Every line that includes the word "description" is to be listed.

----- Exercise data

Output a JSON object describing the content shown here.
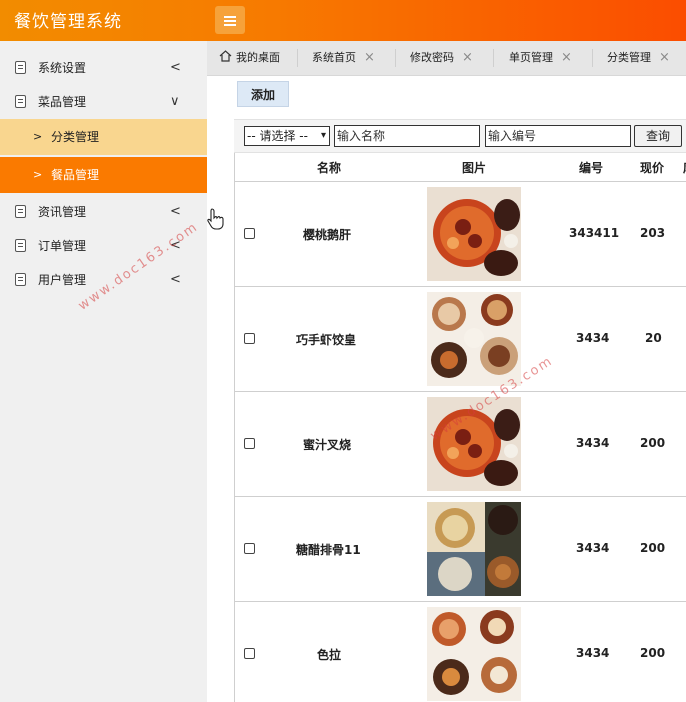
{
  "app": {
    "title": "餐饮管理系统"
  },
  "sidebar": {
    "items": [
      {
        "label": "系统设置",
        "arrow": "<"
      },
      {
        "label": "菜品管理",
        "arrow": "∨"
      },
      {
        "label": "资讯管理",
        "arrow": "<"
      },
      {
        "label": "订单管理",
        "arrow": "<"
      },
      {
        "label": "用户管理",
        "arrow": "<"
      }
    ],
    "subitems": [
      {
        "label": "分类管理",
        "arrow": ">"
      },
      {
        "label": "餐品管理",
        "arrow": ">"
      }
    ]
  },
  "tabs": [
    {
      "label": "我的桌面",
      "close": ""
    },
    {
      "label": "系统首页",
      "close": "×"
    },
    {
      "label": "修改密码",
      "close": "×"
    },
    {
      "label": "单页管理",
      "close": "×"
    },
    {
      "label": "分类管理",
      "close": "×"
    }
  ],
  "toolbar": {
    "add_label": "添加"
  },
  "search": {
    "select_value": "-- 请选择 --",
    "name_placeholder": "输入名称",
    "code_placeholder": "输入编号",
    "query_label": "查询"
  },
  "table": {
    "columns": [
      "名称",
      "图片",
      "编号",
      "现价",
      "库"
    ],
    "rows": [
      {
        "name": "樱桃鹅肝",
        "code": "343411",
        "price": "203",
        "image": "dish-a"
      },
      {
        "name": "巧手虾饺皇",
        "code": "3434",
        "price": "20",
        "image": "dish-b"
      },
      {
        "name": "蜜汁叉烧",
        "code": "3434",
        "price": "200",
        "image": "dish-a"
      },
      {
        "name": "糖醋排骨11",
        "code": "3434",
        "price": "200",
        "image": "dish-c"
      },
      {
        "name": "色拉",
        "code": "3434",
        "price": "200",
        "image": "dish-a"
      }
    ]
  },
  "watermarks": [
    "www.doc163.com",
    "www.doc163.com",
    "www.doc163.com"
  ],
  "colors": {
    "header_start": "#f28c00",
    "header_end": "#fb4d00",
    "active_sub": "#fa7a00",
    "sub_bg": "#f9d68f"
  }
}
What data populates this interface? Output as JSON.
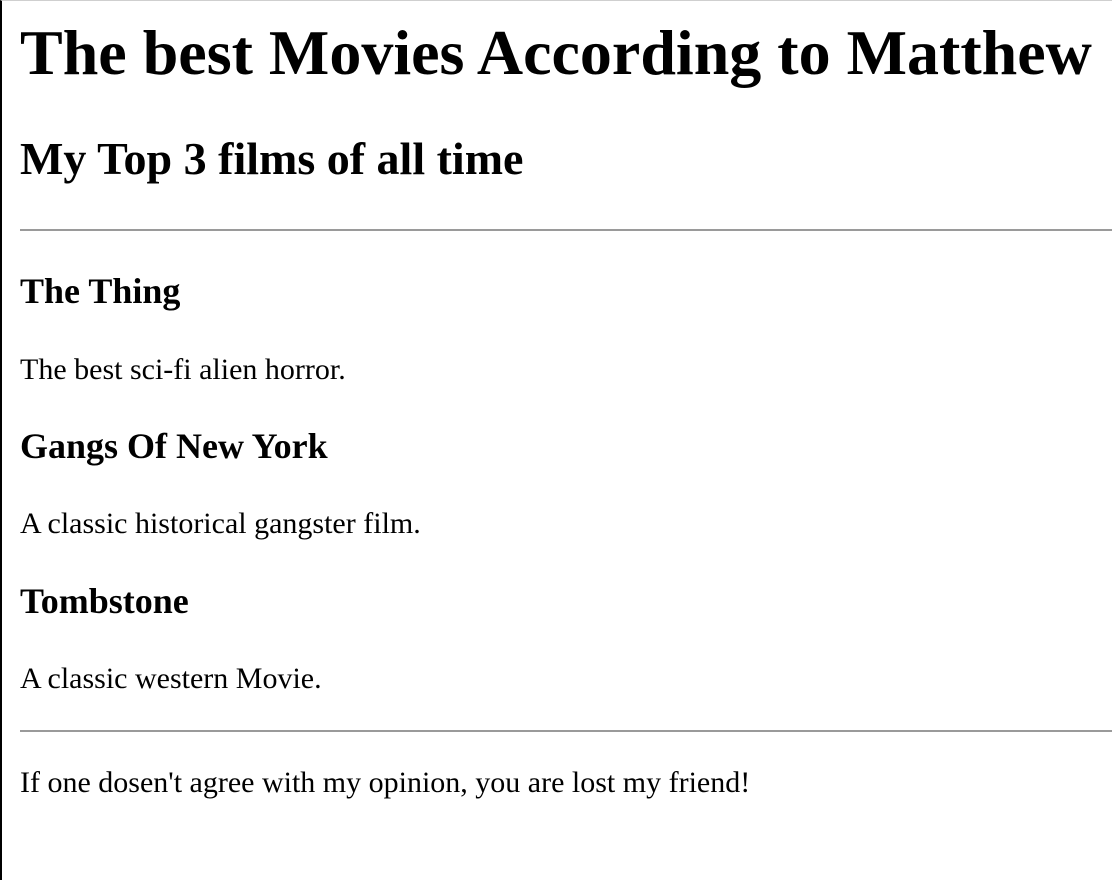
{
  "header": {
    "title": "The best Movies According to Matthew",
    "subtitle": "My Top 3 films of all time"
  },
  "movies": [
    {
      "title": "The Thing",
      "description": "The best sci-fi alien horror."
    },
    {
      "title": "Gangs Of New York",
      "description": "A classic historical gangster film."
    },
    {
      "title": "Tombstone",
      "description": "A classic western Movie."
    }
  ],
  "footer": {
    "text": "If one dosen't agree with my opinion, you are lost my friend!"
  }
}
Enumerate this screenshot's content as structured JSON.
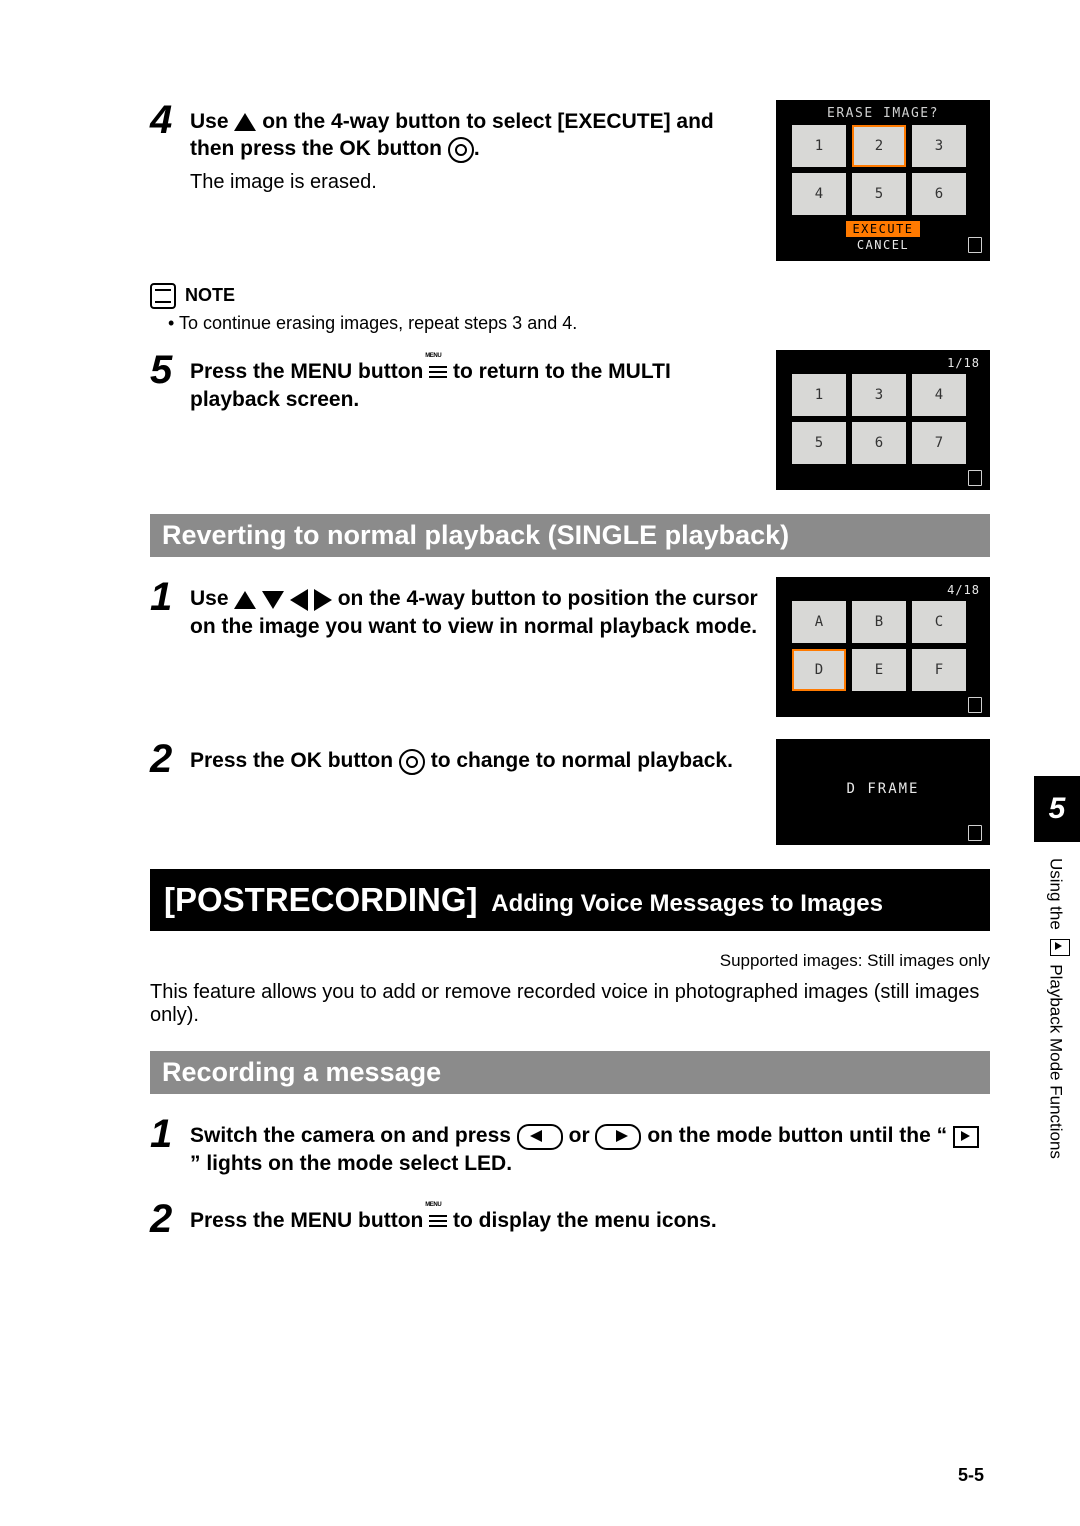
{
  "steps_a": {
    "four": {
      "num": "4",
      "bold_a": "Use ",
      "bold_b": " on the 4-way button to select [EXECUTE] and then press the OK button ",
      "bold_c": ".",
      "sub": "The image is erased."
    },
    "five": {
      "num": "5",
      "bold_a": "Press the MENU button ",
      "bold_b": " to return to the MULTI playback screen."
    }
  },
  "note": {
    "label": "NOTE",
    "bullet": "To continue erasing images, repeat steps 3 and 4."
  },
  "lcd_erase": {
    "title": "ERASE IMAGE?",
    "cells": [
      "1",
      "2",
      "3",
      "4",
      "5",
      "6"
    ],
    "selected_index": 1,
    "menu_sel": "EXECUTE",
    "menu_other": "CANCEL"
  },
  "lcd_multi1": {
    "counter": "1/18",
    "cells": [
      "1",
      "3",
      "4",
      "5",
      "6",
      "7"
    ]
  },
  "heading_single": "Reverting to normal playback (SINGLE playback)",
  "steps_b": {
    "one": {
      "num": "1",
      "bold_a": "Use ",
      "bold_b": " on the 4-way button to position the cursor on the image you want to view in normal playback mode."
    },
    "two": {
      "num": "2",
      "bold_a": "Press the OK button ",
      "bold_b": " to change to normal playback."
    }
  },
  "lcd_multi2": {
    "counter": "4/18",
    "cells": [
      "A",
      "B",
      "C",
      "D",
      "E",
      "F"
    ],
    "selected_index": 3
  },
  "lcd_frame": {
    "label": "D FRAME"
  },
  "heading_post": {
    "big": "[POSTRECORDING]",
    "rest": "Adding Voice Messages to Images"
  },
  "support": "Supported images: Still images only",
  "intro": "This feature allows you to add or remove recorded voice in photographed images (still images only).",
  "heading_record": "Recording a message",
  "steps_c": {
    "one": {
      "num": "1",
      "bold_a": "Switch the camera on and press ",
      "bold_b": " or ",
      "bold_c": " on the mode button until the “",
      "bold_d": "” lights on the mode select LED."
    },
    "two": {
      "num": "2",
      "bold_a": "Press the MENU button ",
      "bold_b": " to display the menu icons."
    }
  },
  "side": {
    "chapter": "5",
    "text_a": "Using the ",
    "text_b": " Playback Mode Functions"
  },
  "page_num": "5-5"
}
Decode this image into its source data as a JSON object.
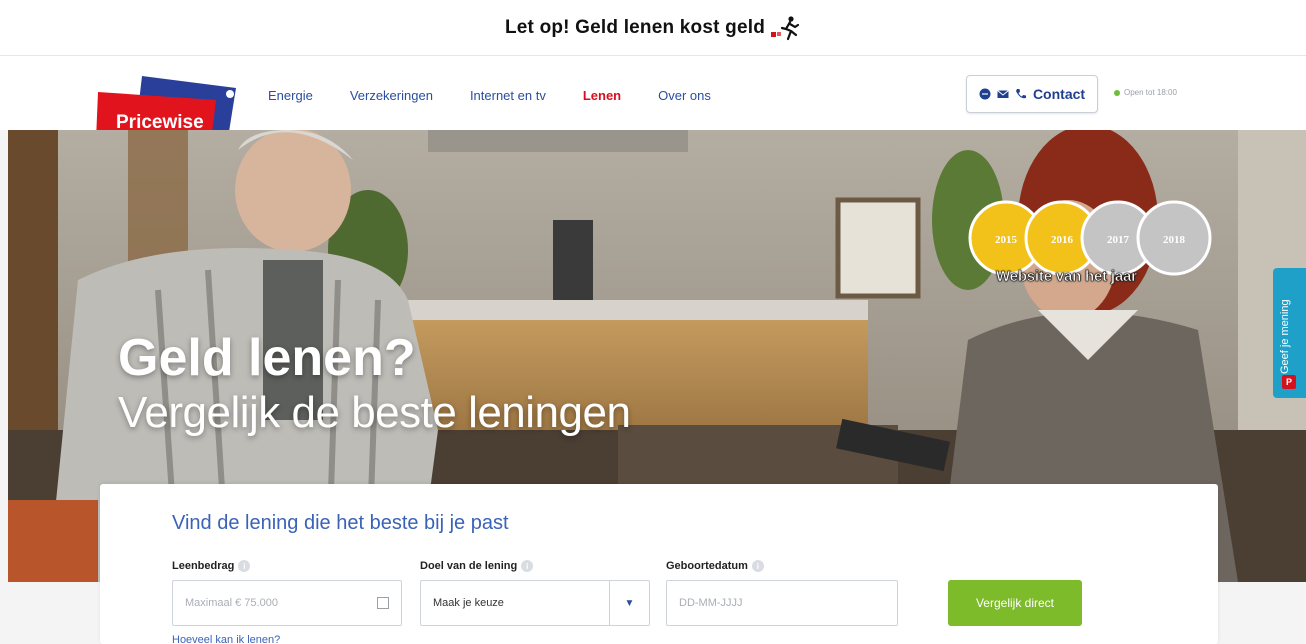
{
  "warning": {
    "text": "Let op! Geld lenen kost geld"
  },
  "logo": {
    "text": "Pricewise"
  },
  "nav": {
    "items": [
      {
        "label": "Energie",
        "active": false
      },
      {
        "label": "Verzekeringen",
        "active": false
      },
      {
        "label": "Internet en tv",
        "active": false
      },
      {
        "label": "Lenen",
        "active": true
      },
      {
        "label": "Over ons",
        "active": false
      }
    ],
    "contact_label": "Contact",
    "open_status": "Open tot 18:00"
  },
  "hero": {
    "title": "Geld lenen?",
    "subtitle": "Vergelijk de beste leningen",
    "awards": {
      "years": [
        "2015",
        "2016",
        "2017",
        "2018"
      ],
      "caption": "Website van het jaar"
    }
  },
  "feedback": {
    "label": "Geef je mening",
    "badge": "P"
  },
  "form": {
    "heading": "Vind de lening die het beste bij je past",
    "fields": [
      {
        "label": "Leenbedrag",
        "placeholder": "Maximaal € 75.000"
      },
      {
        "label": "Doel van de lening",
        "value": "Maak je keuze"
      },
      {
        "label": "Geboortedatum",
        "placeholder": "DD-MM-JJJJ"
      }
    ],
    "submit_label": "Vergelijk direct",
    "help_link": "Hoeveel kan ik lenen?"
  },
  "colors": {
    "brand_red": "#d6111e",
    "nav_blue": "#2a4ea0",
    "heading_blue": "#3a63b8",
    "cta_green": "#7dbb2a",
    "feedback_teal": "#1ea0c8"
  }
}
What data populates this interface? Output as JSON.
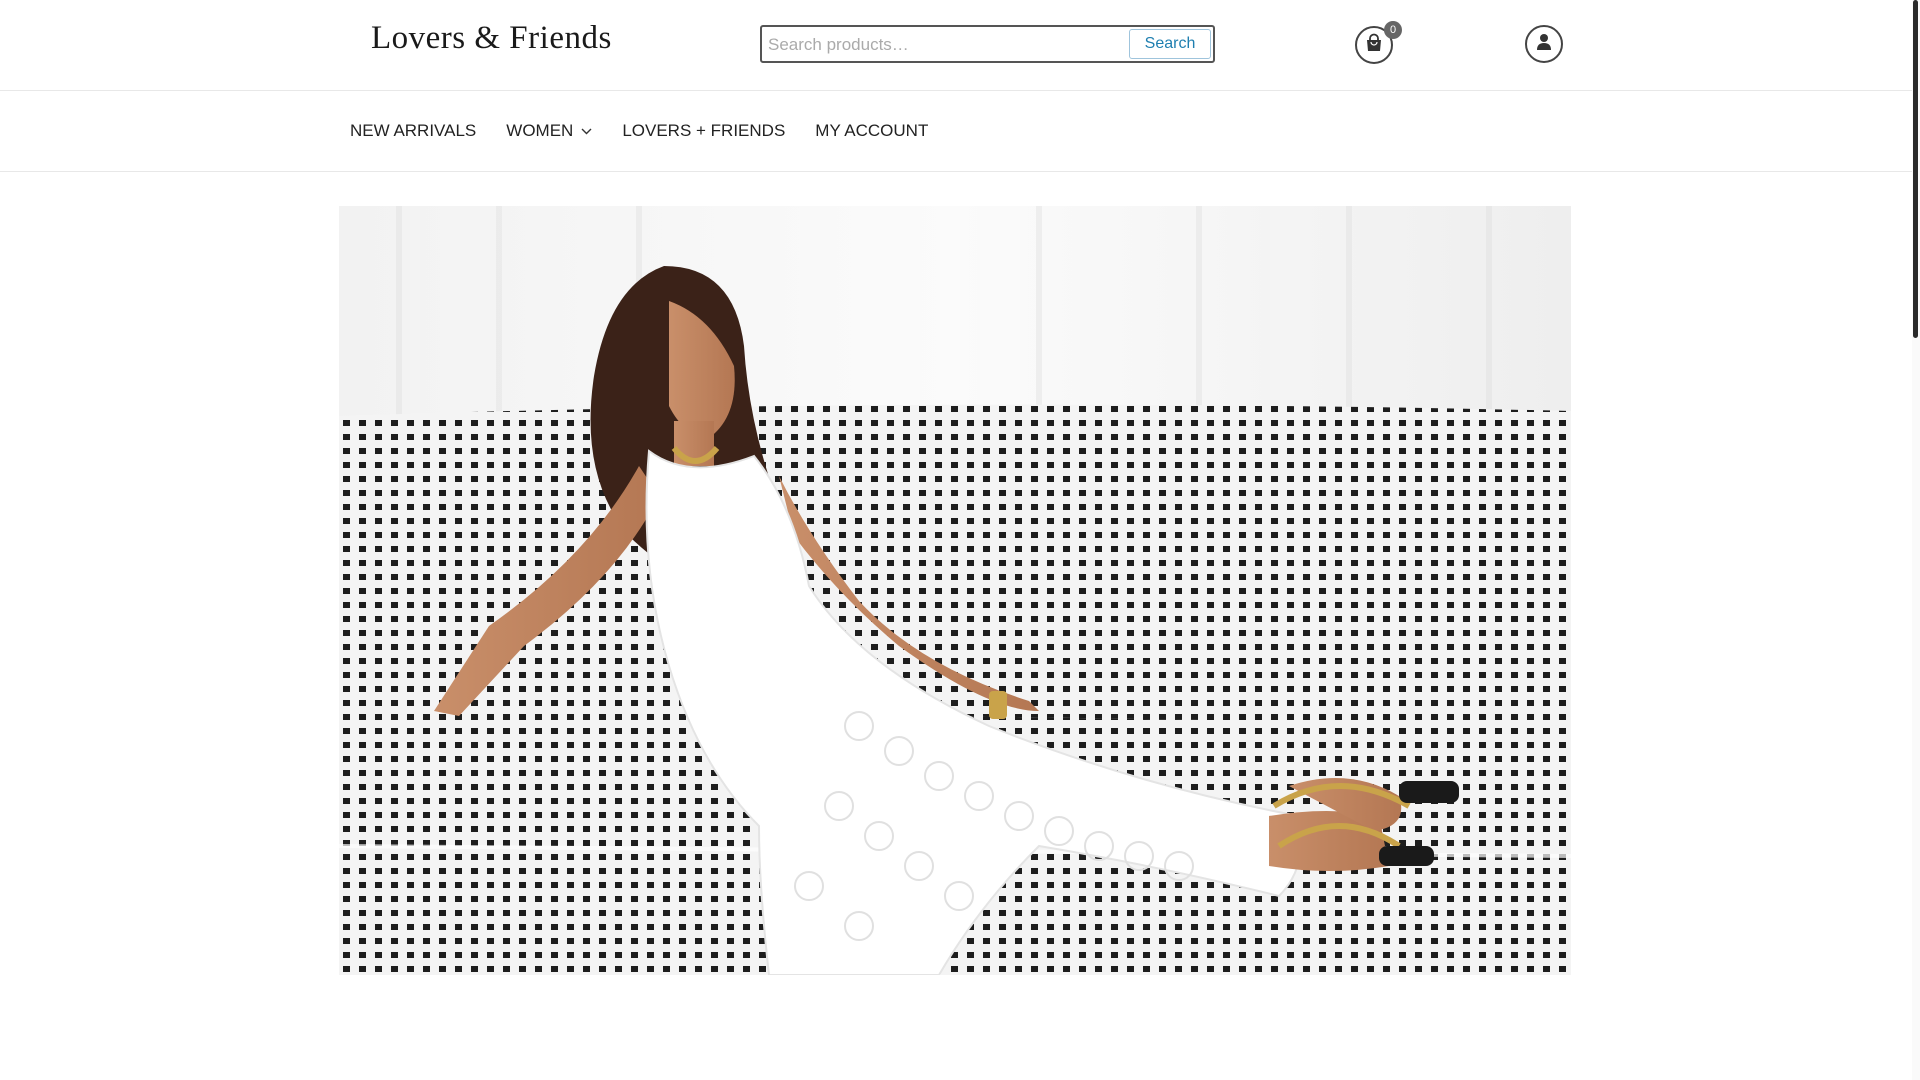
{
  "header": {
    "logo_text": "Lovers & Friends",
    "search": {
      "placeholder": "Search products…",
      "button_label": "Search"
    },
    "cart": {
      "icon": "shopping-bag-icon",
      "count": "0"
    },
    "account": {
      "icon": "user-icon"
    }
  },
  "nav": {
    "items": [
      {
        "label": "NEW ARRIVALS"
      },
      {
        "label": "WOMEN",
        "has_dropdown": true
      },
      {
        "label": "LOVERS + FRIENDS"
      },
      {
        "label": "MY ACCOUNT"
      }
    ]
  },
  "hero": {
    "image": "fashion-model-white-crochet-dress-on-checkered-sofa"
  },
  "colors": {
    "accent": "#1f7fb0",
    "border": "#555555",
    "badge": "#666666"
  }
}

----------

### Task solution:
      "description": "The best sci-fi alien horror."
      "description": "A classic historical gangster film."
      "description": "A classic western Movie."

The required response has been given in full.